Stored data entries
——————
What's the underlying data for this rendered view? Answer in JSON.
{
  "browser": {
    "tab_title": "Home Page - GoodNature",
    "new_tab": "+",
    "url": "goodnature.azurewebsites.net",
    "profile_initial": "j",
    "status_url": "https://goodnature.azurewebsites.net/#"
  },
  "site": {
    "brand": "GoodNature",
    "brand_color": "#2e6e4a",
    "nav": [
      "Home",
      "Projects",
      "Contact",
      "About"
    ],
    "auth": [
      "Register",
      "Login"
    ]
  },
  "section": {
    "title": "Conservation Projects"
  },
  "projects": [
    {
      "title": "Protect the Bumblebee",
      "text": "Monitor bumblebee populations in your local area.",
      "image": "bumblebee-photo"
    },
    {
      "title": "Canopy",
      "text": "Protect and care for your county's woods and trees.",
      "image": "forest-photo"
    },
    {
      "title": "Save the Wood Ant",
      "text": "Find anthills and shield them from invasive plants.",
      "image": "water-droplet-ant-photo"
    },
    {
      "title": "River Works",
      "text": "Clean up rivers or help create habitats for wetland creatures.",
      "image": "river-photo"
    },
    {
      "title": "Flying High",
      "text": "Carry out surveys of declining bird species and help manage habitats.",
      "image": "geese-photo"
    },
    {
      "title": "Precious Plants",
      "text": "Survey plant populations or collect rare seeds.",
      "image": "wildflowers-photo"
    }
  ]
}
——————
## Your objective:
All of the entries must be written out exactly as they stand.

## Task response:
What's the underlying data for this rendered view? Answer in JSON.
{
  "browser": {
    "tab_title": "Home Page - GoodNature",
    "new_tab": "+",
    "url": "goodnature.azurewebsites.net",
    "profile_initial": "j",
    "status_url": "https://goodnature.azurewebsites.net/#"
  },
  "site": {
    "brand": "GoodNature",
    "brand_color": "#2e6e4a",
    "nav": [
      "Home",
      "Projects",
      "Contact",
      "About"
    ],
    "auth": [
      "Register",
      "Login"
    ]
  },
  "section": {
    "title": "Conservation Projects"
  },
  "projects": [
    {
      "title": "Protect the Bumblebee",
      "text": "Monitor bumblebee populations in your local area.",
      "image": "bumblebee-photo"
    },
    {
      "title": "Canopy",
      "text": "Protect and care for your county's woods and trees.",
      "image": "forest-photo"
    },
    {
      "title": "Save the Wood Ant",
      "text": "Find anthills and shield them from invasive plants.",
      "image": "water-droplet-ant-photo"
    },
    {
      "title": "River Works",
      "text": "Clean up rivers or help create habitats for wetland creatures.",
      "image": "river-photo"
    },
    {
      "title": "Flying High",
      "text": "Carry out surveys of declining bird species and help manage habitats.",
      "image": "geese-photo"
    },
    {
      "title": "Precious Plants",
      "text": "Survey plant populations or collect rare seeds.",
      "image": "wildflowers-photo"
    }
  ]
}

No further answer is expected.